Material for this task =>
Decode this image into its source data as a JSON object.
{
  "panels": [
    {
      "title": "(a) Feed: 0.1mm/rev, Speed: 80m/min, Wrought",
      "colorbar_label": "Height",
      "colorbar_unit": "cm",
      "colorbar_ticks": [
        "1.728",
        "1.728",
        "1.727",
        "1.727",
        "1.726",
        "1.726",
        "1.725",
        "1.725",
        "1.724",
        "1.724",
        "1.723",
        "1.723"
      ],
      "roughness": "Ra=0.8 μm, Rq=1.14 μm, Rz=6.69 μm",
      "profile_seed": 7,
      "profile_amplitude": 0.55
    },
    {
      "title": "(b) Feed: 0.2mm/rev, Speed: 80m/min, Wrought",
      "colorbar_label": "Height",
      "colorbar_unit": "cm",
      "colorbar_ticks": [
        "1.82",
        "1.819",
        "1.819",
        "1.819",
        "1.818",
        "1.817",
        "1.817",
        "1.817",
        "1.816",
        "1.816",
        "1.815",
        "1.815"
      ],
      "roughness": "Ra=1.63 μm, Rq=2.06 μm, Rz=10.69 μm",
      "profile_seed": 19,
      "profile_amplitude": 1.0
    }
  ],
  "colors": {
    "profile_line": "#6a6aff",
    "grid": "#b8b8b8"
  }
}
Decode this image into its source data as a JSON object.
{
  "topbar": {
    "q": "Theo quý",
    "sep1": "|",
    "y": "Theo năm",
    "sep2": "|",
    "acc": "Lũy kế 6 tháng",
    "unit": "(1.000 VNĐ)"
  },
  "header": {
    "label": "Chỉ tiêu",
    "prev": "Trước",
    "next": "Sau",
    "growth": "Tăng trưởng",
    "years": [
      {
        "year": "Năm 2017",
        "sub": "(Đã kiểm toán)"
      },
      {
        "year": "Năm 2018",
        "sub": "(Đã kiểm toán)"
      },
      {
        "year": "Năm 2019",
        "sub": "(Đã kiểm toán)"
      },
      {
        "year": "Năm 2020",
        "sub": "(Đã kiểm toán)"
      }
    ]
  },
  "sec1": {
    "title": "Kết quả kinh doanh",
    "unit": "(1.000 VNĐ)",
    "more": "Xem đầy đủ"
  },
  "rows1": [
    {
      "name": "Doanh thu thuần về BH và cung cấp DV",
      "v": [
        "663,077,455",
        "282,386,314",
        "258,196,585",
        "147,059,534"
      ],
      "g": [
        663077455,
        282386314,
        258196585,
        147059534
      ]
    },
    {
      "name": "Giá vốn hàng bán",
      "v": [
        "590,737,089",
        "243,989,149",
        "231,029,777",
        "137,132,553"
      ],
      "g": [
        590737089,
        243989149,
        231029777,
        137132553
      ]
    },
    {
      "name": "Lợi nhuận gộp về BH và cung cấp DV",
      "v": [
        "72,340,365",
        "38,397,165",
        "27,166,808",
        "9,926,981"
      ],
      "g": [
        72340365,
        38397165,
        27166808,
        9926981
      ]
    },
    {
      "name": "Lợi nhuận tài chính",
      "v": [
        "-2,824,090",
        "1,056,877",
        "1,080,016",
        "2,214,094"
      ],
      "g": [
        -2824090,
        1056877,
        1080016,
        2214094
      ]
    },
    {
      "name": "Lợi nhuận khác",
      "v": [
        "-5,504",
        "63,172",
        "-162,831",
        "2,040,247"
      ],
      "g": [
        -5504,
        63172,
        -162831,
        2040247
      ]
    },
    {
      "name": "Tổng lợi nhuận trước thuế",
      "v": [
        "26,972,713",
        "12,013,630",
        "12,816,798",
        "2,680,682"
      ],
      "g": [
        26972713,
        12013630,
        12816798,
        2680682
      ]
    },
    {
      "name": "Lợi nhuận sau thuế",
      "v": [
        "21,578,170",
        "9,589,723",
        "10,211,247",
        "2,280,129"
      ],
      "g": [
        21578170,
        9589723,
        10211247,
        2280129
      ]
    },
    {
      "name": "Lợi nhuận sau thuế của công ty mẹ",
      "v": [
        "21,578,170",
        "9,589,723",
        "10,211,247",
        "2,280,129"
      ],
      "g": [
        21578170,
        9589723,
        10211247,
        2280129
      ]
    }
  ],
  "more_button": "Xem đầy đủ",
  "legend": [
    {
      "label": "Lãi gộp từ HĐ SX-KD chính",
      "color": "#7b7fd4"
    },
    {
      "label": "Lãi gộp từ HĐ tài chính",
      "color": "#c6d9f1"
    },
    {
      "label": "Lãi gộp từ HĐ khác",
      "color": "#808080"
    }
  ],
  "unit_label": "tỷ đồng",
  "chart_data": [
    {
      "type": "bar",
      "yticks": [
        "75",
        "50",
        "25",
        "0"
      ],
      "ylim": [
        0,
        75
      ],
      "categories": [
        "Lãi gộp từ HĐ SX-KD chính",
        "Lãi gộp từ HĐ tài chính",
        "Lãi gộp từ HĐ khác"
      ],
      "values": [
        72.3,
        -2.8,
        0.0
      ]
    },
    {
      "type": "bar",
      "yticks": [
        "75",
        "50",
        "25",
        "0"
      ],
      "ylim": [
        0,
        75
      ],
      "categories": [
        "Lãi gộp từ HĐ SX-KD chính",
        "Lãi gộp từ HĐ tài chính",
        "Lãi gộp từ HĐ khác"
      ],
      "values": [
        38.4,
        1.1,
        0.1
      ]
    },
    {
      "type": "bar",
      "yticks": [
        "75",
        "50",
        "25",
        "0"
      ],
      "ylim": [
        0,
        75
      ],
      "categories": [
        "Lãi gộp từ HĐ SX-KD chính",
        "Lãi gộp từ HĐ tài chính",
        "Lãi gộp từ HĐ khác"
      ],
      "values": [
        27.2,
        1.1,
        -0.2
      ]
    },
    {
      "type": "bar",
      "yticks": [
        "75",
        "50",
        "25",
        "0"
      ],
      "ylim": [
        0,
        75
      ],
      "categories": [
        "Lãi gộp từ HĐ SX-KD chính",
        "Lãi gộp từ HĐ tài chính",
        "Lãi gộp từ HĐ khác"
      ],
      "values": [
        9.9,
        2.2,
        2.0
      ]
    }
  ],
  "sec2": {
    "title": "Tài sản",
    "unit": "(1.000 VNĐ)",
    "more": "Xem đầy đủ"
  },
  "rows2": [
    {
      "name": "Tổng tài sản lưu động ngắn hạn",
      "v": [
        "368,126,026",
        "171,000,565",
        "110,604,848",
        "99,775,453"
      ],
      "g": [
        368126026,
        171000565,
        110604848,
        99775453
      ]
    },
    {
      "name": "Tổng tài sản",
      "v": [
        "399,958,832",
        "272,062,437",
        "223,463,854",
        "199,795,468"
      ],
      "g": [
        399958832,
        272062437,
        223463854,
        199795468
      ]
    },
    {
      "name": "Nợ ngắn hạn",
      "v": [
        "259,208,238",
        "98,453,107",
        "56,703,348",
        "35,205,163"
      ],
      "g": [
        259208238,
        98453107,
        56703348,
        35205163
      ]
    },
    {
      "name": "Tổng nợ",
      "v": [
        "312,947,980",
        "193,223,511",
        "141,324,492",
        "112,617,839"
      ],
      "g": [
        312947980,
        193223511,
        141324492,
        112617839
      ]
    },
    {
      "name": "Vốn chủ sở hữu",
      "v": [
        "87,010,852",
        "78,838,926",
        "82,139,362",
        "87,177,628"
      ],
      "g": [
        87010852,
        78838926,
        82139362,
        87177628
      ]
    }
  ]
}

Short task => Write out the entries above word for word.

Result below =>
Decode this image into its source data as a JSON object.
{
  "panels": [
    {
      "title": "(a) Feed: 0.1mm/rev, Speed: 80m/min, Wrought",
      "colorbar_label": "Height",
      "colorbar_unit": "cm",
      "colorbar_ticks": [
        "1.728",
        "1.728",
        "1.727",
        "1.727",
        "1.726",
        "1.726",
        "1.725",
        "1.725",
        "1.724",
        "1.724",
        "1.723",
        "1.723"
      ],
      "roughness": "Ra=0.8 μm, Rq=1.14 μm, Rz=6.69 μm",
      "profile_seed": 7,
      "profile_amplitude": 0.55
    },
    {
      "title": "(b) Feed: 0.2mm/rev, Speed: 80m/min, Wrought",
      "colorbar_label": "Height",
      "colorbar_unit": "cm",
      "colorbar_ticks": [
        "1.82",
        "1.819",
        "1.819",
        "1.819",
        "1.818",
        "1.817",
        "1.817",
        "1.817",
        "1.816",
        "1.816",
        "1.815",
        "1.815"
      ],
      "roughness": "Ra=1.63 μm, Rq=2.06 μm, Rz=10.69 μm",
      "profile_seed": 19,
      "profile_amplitude": 1.0
    }
  ],
  "colors": {
    "profile_line": "#6a6aff",
    "grid": "#b8b8b8"
  }
}
Decode this image into its source data as a JSON object.
{
  "topbar": {
    "q": "Theo quý",
    "sep1": "|",
    "y": "Theo năm",
    "sep2": "|",
    "acc": "Lũy kế 6 tháng",
    "unit": "(1.000 VNĐ)"
  },
  "header": {
    "label": "Chỉ tiêu",
    "prev": "Trước",
    "next": "Sau",
    "growth": "Tăng trưởng",
    "years": [
      {
        "year": "Năm 2017",
        "sub": "(Đã kiểm toán)"
      },
      {
        "year": "Năm 2018",
        "sub": "(Đã kiểm toán)"
      },
      {
        "year": "Năm 2019",
        "sub": "(Đã kiểm toán)"
      },
      {
        "year": "Năm 2020",
        "sub": "(Đã kiểm toán)"
      }
    ]
  },
  "sec1": {
    "title": "Kết quả kinh doanh",
    "unit": "(1.000 VNĐ)",
    "more": "Xem đầy đủ"
  },
  "rows1": [
    {
      "name": "Doanh thu thuần về BH và cung cấp DV",
      "v": [
        "663,077,455",
        "282,386,314",
        "258,196,585",
        "147,059,534"
      ],
      "g": [
        663077455,
        282386314,
        258196585,
        147059534
      ]
    },
    {
      "name": "Giá vốn hàng bán",
      "v": [
        "590,737,089",
        "243,989,149",
        "231,029,777",
        "137,132,553"
      ],
      "g": [
        590737089,
        243989149,
        231029777,
        137132553
      ]
    },
    {
      "name": "Lợi nhuận gộp về BH và cung cấp DV",
      "v": [
        "72,340,365",
        "38,397,165",
        "27,166,808",
        "9,926,981"
      ],
      "g": [
        72340365,
        38397165,
        27166808,
        9926981
      ]
    },
    {
      "name": "Lợi nhuận tài chính",
      "v": [
        "-2,824,090",
        "1,056,877",
        "1,080,016",
        "2,214,094"
      ],
      "g": [
        -2824090,
        1056877,
        1080016,
        2214094
      ]
    },
    {
      "name": "Lợi nhuận khác",
      "v": [
        "-5,504",
        "63,172",
        "-162,831",
        "2,040,247"
      ],
      "g": [
        -5504,
        63172,
        -162831,
        2040247
      ]
    },
    {
      "name": "Tổng lợi nhuận trước thuế",
      "v": [
        "26,972,713",
        "12,013,630",
        "12,816,798",
        "2,680,682"
      ],
      "g": [
        26972713,
        12013630,
        12816798,
        2680682
      ]
    },
    {
      "name": "Lợi nhuận sau thuế",
      "v": [
        "21,578,170",
        "9,589,723",
        "10,211,247",
        "2,280,129"
      ],
      "g": [
        21578170,
        9589723,
        10211247,
        2280129
      ]
    },
    {
      "name": "Lợi nhuận sau thuế của công ty mẹ",
      "v": [
        "21,578,170",
        "9,589,723",
        "10,211,247",
        "2,280,129"
      ],
      "g": [
        21578170,
        9589723,
        10211247,
        2280129
      ]
    }
  ],
  "more_button": "Xem đầy đủ",
  "legend": [
    {
      "label": "Lãi gộp từ HĐ SX-KD chính",
      "color": "#7b7fd4"
    },
    {
      "label": "Lãi gộp từ HĐ tài chính",
      "color": "#c6d9f1"
    },
    {
      "label": "Lãi gộp từ HĐ khác",
      "color": "#808080"
    }
  ],
  "unit_label": "tỷ đồng",
  "chart_data": [
    {
      "type": "bar",
      "yticks": [
        "75",
        "50",
        "25",
        "0"
      ],
      "ylim": [
        0,
        75
      ],
      "categories": [
        "Lãi gộp từ HĐ SX-KD chính",
        "Lãi gộp từ HĐ tài chính",
        "Lãi gộp từ HĐ khác"
      ],
      "values": [
        72.3,
        -2.8,
        0.0
      ]
    },
    {
      "type": "bar",
      "yticks": [
        "75",
        "50",
        "25",
        "0"
      ],
      "ylim": [
        0,
        75
      ],
      "categories": [
        "Lãi gộp từ HĐ SX-KD chính",
        "Lãi gộp từ HĐ tài chính",
        "Lãi gộp từ HĐ khác"
      ],
      "values": [
        38.4,
        1.1,
        0.1
      ]
    },
    {
      "type": "bar",
      "yticks": [
        "75",
        "50",
        "25",
        "0"
      ],
      "ylim": [
        0,
        75
      ],
      "categories": [
        "Lãi gộp từ HĐ SX-KD chính",
        "Lãi gộp từ HĐ tài chính",
        "Lãi gộp từ HĐ khác"
      ],
      "values": [
        27.2,
        1.1,
        -0.2
      ]
    },
    {
      "type": "bar",
      "yticks": [
        "75",
        "50",
        "25",
        "0"
      ],
      "ylim": [
        0,
        75
      ],
      "categories": [
        "Lãi gộp từ HĐ SX-KD chính",
        "Lãi gộp từ HĐ tài chính",
        "Lãi gộp từ HĐ khác"
      ],
      "values": [
        9.9,
        2.2,
        2.0
      ]
    }
  ],
  "sec2": {
    "title": "Tài sản",
    "unit": "(1.000 VNĐ)",
    "more": "Xem đầy đủ"
  },
  "rows2": [
    {
      "name": "Tổng tài sản lưu động ngắn hạn",
      "v": [
        "368,126,026",
        "171,000,565",
        "110,604,848",
        "99,775,453"
      ],
      "g": [
        368126026,
        171000565,
        110604848,
        99775453
      ]
    },
    {
      "name": "Tổng tài sản",
      "v": [
        "399,958,832",
        "272,062,437",
        "223,463,854",
        "199,795,468"
      ],
      "g": [
        399958832,
        272062437,
        223463854,
        199795468
      ]
    },
    {
      "name": "Nợ ngắn hạn",
      "v": [
        "259,208,238",
        "98,453,107",
        "56,703,348",
        "35,205,163"
      ],
      "g": [
        259208238,
        98453107,
        56703348,
        35205163
      ]
    },
    {
      "name": "Tổng nợ",
      "v": [
        "312,947,980",
        "193,223,511",
        "141,324,492",
        "112,617,839"
      ],
      "g": [
        312947980,
        193223511,
        141324492,
        112617839
      ]
    },
    {
      "name": "Vốn chủ sở hữu",
      "v": [
        "87,010,852",
        "78,838,926",
        "82,139,362",
        "87,177,628"
      ],
      "g": [
        87010852,
        78838926,
        82139362,
        87177628
      ]
    }
  ]
}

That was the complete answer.